Spatial annotation listing
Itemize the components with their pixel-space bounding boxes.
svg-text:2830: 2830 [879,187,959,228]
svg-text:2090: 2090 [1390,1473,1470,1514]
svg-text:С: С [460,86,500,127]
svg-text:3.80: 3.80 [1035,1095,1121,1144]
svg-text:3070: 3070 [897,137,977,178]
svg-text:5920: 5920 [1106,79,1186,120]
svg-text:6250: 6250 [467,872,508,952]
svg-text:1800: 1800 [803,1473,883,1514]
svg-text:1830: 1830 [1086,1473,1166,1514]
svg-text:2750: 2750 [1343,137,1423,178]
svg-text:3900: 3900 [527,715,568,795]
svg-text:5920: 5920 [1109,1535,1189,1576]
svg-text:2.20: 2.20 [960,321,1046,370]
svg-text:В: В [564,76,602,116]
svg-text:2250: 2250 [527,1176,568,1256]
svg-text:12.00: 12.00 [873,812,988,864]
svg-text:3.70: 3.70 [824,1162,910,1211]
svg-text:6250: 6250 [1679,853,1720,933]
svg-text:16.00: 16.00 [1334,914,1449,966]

-- TASK DETAILS --
Rewrite the stretch of the listing from its start through "svg-text:6250: 6250 [467,872,508,952]", swapping "pixel-space" for "image-space" and leaving everything else unchanged.

-- FINISHED EXERCISE --
Itemize the components with their image-space bounding boxes.
svg-text:2830: 2830 [879,187,959,228]
svg-text:2090: 2090 [1390,1473,1470,1514]
svg-text:С: С [460,86,500,127]
svg-text:3.80: 3.80 [1035,1095,1121,1144]
svg-text:3070: 3070 [897,137,977,178]
svg-text:5920: 5920 [1106,79,1186,120]
svg-text:6250: 6250 [467,872,508,952]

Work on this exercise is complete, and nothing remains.